Saved data entries:
++++++++++++++++++++

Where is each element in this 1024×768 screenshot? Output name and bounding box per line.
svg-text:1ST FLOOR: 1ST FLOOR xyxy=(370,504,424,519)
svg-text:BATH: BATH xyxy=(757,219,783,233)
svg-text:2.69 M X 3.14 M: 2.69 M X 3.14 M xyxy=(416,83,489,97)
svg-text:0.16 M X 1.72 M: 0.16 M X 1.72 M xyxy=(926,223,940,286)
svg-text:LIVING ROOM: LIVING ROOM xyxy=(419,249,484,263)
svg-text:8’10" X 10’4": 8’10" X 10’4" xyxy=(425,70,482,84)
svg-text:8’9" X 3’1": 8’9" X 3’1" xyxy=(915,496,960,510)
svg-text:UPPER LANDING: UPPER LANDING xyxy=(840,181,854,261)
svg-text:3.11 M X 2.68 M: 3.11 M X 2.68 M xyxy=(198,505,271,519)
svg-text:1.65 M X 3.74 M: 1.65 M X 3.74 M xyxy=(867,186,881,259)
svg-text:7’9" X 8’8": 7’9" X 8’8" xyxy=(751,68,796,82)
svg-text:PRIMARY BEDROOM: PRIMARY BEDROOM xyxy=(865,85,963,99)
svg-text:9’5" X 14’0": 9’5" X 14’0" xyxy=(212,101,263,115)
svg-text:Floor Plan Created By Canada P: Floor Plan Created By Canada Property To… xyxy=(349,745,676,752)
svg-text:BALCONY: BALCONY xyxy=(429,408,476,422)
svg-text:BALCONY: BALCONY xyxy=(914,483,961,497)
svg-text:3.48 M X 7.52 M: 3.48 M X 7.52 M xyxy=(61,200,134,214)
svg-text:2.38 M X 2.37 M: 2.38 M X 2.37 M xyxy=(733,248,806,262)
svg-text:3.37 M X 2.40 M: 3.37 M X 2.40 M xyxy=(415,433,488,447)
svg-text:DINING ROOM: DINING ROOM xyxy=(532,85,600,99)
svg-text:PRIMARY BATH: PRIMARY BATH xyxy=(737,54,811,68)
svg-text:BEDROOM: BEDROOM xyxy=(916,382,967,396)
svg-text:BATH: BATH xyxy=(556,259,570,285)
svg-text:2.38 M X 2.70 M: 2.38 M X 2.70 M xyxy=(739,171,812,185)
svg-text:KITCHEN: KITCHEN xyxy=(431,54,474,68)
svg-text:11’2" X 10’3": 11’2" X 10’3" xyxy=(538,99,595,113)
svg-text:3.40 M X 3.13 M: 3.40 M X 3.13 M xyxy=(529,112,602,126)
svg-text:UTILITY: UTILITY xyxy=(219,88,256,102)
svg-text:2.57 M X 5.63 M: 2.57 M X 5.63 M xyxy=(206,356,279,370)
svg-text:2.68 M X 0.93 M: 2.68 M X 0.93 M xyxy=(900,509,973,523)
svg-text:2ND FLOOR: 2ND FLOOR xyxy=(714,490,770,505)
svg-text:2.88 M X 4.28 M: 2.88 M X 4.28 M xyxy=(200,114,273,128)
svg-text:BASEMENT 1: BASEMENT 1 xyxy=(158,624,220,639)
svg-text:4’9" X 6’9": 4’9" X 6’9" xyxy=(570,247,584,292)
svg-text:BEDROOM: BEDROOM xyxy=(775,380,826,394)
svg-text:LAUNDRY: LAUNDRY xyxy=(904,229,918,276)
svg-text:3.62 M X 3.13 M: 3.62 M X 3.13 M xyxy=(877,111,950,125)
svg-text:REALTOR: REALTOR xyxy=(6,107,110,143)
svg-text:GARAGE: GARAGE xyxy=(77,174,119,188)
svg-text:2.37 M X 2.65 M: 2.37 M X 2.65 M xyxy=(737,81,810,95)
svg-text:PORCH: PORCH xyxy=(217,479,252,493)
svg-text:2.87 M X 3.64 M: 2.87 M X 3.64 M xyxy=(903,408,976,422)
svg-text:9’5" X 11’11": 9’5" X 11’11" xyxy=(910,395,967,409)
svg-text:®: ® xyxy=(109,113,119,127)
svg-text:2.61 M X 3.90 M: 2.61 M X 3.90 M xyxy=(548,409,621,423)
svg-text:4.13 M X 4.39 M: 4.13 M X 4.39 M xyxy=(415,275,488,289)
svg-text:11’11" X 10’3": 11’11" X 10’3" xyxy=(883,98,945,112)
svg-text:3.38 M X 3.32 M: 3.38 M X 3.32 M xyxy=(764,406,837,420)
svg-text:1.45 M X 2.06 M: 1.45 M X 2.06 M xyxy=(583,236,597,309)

++++++++++++++++++++

→ **Stated goal**
Reproduce every line of the records above, character for character.

→ **Solution below**
Where is each element in this 1024×768 screenshot? Output name and bounding box per line.
svg-text:1ST FLOOR: 1ST FLOOR xyxy=(370,504,424,519)
svg-text:BATH: BATH xyxy=(757,219,783,233)
svg-text:2.69 M X 3.14 M: 2.69 M X 3.14 M xyxy=(416,83,489,97)
svg-text:0.16 M X 1.72 M: 0.16 M X 1.72 M xyxy=(926,223,940,286)
svg-text:LIVING ROOM: LIVING ROOM xyxy=(419,249,484,263)
svg-text:8’10" X 10’4": 8’10" X 10’4" xyxy=(425,70,482,84)
svg-text:8’9" X 3’1": 8’9" X 3’1" xyxy=(915,496,960,510)
svg-text:UPPER LANDING: UPPER LANDING xyxy=(840,181,854,261)
svg-text:3.11 M X 2.68 M: 3.11 M X 2.68 M xyxy=(198,505,271,519)
svg-text:1.65 M X 3.74 M: 1.65 M X 3.74 M xyxy=(867,186,881,259)
svg-text:7’9" X 8’8": 7’9" X 8’8" xyxy=(751,68,796,82)
svg-text:PRIMARY BEDROOM: PRIMARY BEDROOM xyxy=(865,85,963,99)
svg-text:9’5" X 14’0": 9’5" X 14’0" xyxy=(212,101,263,115)
svg-text:Floor Plan Created By Canada P: Floor Plan Created By Canada Property To… xyxy=(349,745,676,752)
svg-text:BALCONY: BALCONY xyxy=(429,408,476,422)
svg-text:BALCONY: BALCONY xyxy=(914,483,961,497)
svg-text:3.48 M X 7.52 M: 3.48 M X 7.52 M xyxy=(61,200,134,214)
svg-text:2.38 M X 2.37 M: 2.38 M X 2.37 M xyxy=(733,248,806,262)
svg-text:3.37 M X 2.40 M: 3.37 M X 2.40 M xyxy=(415,433,488,447)
svg-text:DINING ROOM: DINING ROOM xyxy=(532,85,600,99)
svg-text:PRIMARY BATH: PRIMARY BATH xyxy=(737,54,811,68)
svg-text:BEDROOM: BEDROOM xyxy=(916,382,967,396)
svg-text:BATH: BATH xyxy=(556,259,570,285)
svg-text:2.38 M X 2.70 M: 2.38 M X 2.70 M xyxy=(739,171,812,185)
svg-text:KITCHEN: KITCHEN xyxy=(431,54,474,68)
svg-text:11’2" X 10’3": 11’2" X 10’3" xyxy=(538,99,595,113)
svg-text:3.40 M X 3.13 M: 3.40 M X 3.13 M xyxy=(529,112,602,126)
svg-text:UTILITY: UTILITY xyxy=(219,88,256,102)
svg-text:2.57 M X 5.63 M: 2.57 M X 5.63 M xyxy=(206,356,279,370)
svg-text:2.68 M X 0.93 M: 2.68 M X 0.93 M xyxy=(900,509,973,523)
svg-text:2ND FLOOR: 2ND FLOOR xyxy=(714,490,770,505)
svg-text:2.88 M X 4.28 M: 2.88 M X 4.28 M xyxy=(200,114,273,128)
svg-text:BASEMENT 1: BASEMENT 1 xyxy=(158,624,220,639)
svg-text:4’9" X 6’9": 4’9" X 6’9" xyxy=(570,247,584,292)
svg-text:BEDROOM: BEDROOM xyxy=(775,380,826,394)
svg-text:LAUNDRY: LAUNDRY xyxy=(904,229,918,276)
svg-text:3.62 M X 3.13 M: 3.62 M X 3.13 M xyxy=(877,111,950,125)
svg-text:REALTOR: REALTOR xyxy=(6,107,110,143)
svg-text:GARAGE: GARAGE xyxy=(77,174,119,188)
svg-text:2.37 M X 2.65 M: 2.37 M X 2.65 M xyxy=(737,81,810,95)
svg-text:PORCH: PORCH xyxy=(217,479,252,493)
svg-text:2.87 M X 3.64 M: 2.87 M X 3.64 M xyxy=(903,408,976,422)
svg-text:9’5" X 11’11": 9’5" X 11’11" xyxy=(910,395,967,409)
svg-text:®: ® xyxy=(109,113,119,127)
svg-text:2.61 M X 3.90 M: 2.61 M X 3.90 M xyxy=(548,409,621,423)
svg-text:4.13 M X 4.39 M: 4.13 M X 4.39 M xyxy=(415,275,488,289)
svg-text:11’11" X 10’3": 11’11" X 10’3" xyxy=(883,98,945,112)
svg-text:3.38 M X 3.32 M: 3.38 M X 3.32 M xyxy=(764,406,837,420)
svg-text:1.45 M X 2.06 M: 1.45 M X 2.06 M xyxy=(583,236,597,309)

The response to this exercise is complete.